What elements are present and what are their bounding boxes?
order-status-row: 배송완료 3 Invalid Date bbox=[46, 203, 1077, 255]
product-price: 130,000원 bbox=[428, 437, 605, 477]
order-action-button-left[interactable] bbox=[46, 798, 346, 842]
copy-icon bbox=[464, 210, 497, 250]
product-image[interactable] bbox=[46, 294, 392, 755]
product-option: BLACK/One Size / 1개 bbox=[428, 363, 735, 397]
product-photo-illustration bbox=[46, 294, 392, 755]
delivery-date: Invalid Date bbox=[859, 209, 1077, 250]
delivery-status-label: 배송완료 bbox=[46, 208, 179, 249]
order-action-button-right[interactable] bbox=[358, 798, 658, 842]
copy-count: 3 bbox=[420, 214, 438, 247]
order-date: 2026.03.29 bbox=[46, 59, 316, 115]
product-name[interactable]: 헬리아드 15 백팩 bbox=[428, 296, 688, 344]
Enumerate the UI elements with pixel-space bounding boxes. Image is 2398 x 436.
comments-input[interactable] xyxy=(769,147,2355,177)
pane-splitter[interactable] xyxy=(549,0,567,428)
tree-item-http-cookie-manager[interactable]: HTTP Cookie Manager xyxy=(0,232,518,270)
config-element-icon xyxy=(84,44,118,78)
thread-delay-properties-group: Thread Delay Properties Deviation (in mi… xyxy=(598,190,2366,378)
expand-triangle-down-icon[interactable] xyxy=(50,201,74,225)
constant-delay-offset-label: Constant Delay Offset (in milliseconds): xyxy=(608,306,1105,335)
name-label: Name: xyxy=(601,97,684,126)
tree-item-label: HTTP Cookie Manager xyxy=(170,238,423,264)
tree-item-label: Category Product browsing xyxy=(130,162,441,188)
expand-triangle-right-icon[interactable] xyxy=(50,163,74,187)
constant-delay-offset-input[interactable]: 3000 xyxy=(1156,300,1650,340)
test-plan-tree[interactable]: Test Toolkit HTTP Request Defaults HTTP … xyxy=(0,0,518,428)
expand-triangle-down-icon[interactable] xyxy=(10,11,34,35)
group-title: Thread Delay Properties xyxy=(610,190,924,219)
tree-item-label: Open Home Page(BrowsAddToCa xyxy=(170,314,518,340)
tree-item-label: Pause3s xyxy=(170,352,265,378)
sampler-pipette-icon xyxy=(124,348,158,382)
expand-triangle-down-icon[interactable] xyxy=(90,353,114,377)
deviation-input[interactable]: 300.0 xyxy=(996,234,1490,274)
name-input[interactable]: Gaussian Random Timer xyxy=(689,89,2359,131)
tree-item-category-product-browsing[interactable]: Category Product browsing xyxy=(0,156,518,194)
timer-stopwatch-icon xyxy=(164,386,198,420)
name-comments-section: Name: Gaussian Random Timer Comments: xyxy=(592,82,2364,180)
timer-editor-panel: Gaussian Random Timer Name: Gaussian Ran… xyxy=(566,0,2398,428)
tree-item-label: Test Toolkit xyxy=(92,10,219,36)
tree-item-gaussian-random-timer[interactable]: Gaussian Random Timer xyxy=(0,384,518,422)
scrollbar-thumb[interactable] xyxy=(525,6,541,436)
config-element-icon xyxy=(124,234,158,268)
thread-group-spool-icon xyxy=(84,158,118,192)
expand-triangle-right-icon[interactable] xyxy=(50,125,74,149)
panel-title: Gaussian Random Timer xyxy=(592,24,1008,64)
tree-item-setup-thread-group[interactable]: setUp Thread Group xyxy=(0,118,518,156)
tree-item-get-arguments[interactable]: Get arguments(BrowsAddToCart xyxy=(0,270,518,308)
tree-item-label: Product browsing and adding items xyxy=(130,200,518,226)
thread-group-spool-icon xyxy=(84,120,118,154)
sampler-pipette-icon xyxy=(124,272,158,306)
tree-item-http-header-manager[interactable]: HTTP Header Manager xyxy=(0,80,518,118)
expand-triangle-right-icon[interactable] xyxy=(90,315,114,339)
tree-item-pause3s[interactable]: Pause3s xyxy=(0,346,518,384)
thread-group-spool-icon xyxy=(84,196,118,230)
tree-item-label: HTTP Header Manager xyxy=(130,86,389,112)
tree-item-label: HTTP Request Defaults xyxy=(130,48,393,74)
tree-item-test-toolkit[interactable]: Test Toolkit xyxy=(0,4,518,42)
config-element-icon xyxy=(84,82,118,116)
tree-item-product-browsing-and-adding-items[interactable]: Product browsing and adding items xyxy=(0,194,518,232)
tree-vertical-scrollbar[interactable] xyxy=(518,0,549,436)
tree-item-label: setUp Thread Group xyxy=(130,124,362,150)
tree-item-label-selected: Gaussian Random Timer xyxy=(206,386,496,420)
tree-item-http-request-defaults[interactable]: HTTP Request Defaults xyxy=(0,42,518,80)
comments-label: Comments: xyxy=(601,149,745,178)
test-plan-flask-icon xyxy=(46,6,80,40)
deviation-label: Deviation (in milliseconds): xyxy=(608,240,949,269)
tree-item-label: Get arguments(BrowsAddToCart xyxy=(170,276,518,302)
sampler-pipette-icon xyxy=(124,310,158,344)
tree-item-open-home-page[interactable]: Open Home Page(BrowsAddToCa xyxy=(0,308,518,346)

----

> [GOAL]:
Edit the listing by replacing every occurrence of "Gaussian Random Timer" with "Uniform Random Timer", and leave all other text unchanged.

> [EXERCISE RESULT]:
What elements are present and what are their bounding boxes?
order-status-row: 배송완료 3 Invalid Date bbox=[46, 203, 1077, 255]
product-price: 130,000원 bbox=[428, 437, 605, 477]
order-action-button-left[interactable] bbox=[46, 798, 346, 842]
copy-icon bbox=[464, 210, 497, 250]
product-image[interactable] bbox=[46, 294, 392, 755]
product-option: BLACK/One Size / 1개 bbox=[428, 363, 735, 397]
product-photo-illustration bbox=[46, 294, 392, 755]
delivery-date: Invalid Date bbox=[859, 209, 1077, 250]
delivery-status-label: 배송완료 bbox=[46, 208, 179, 249]
order-action-button-right[interactable] bbox=[358, 798, 658, 842]
copy-count: 3 bbox=[420, 214, 438, 247]
order-date: 2026.03.29 bbox=[46, 59, 316, 115]
product-name[interactable]: 헬리아드 15 백팩 bbox=[428, 296, 688, 344]
Enumerate the UI elements with pixel-space bounding boxes. Image is 2398 x 436.
comments-input[interactable] xyxy=(769,147,2355,177)
pane-splitter[interactable] xyxy=(549,0,567,428)
tree-item-http-cookie-manager[interactable]: HTTP Cookie Manager xyxy=(0,232,518,270)
config-element-icon xyxy=(84,44,118,78)
thread-delay-properties-group: Thread Delay Properties Deviation (in mi… xyxy=(598,190,2366,378)
expand-triangle-down-icon[interactable] xyxy=(50,201,74,225)
constant-delay-offset-label: Constant Delay Offset (in milliseconds): xyxy=(608,306,1105,335)
name-label: Name: xyxy=(601,97,684,126)
tree-item-label: HTTP Cookie Manager xyxy=(170,238,423,264)
tree-item-label: Category Product browsing xyxy=(130,162,441,188)
expand-triangle-right-icon[interactable] xyxy=(50,163,74,187)
constant-delay-offset-input[interactable]: 3000 xyxy=(1156,300,1650,340)
test-plan-tree[interactable]: Test Toolkit HTTP Request Defaults HTTP … xyxy=(0,0,518,428)
expand-triangle-down-icon[interactable] xyxy=(10,11,34,35)
group-title: Thread Delay Properties xyxy=(610,190,924,219)
tree-item-label: Open Home Page(BrowsAddToCa xyxy=(170,314,518,340)
tree-item-label: Pause3s xyxy=(170,352,265,378)
sampler-pipette-icon xyxy=(124,348,158,382)
expand-triangle-down-icon[interactable] xyxy=(90,353,114,377)
deviation-input[interactable]: 300.0 xyxy=(996,234,1490,274)
name-input[interactable]: Uniform Random Timer xyxy=(689,89,2359,131)
tree-item-category-product-browsing[interactable]: Category Product browsing xyxy=(0,156,518,194)
timer-stopwatch-icon xyxy=(164,386,198,420)
name-comments-section: Name: Uniform Random Timer Comments: xyxy=(592,82,2364,180)
timer-editor-panel: Uniform Random Timer Name: Gaussian Ran… xyxy=(566,0,2398,428)
tree-item-label: Test Toolkit xyxy=(92,10,219,36)
tree-item-gaussian-random-timer[interactable]: Uniform Random Timer xyxy=(0,384,518,422)
scrollbar-thumb[interactable] xyxy=(525,6,541,436)
config-element-icon xyxy=(124,234,158,268)
thread-group-spool-icon xyxy=(84,158,118,192)
expand-triangle-right-icon[interactable] xyxy=(50,125,74,149)
panel-title: Uniform Random Timer xyxy=(592,24,1008,64)
tree-item-setup-thread-group[interactable]: setUp Thread Group xyxy=(0,118,518,156)
tree-item-get-arguments[interactable]: Get arguments(BrowsAddToCart xyxy=(0,270,518,308)
tree-item-label: Product browsing and adding items xyxy=(130,200,518,226)
thread-group-spool-icon xyxy=(84,120,118,154)
sampler-pipette-icon xyxy=(124,272,158,306)
tree-item-http-header-manager[interactable]: HTTP Header Manager xyxy=(0,80,518,118)
expand-triangle-right-icon[interactable] xyxy=(90,315,114,339)
tree-item-pause3s[interactable]: Pause3s xyxy=(0,346,518,384)
thread-group-spool-icon xyxy=(84,196,118,230)
tree-item-label: HTTP Header Manager xyxy=(130,86,389,112)
tree-item-label: HTTP Request Defaults xyxy=(130,48,393,74)
tree-item-test-toolkit[interactable]: Test Toolkit xyxy=(0,4,518,42)
config-element-icon xyxy=(84,82,118,116)
tree-item-product-browsing-and-adding-items[interactable]: Product browsing and adding items xyxy=(0,194,518,232)
tree-vertical-scrollbar[interactable] xyxy=(518,0,549,436)
tree-item-label: setUp Thread Group xyxy=(130,124,362,150)
tree-item-label-selected: Uniform Random Timer xyxy=(206,386,496,420)
tree-item-http-request-defaults[interactable]: HTTP Request Defaults xyxy=(0,42,518,80)
comments-label: Comments: xyxy=(601,149,745,178)
test-plan-flask-icon xyxy=(46,6,80,40)
deviation-label: Deviation (in milliseconds): xyxy=(608,240,949,269)
tree-item-label: Get arguments(BrowsAddToCart xyxy=(170,276,518,302)
sampler-pipette-icon xyxy=(124,310,158,344)
tree-item-open-home-page[interactable]: Open Home Page(BrowsAddToCa xyxy=(0,308,518,346)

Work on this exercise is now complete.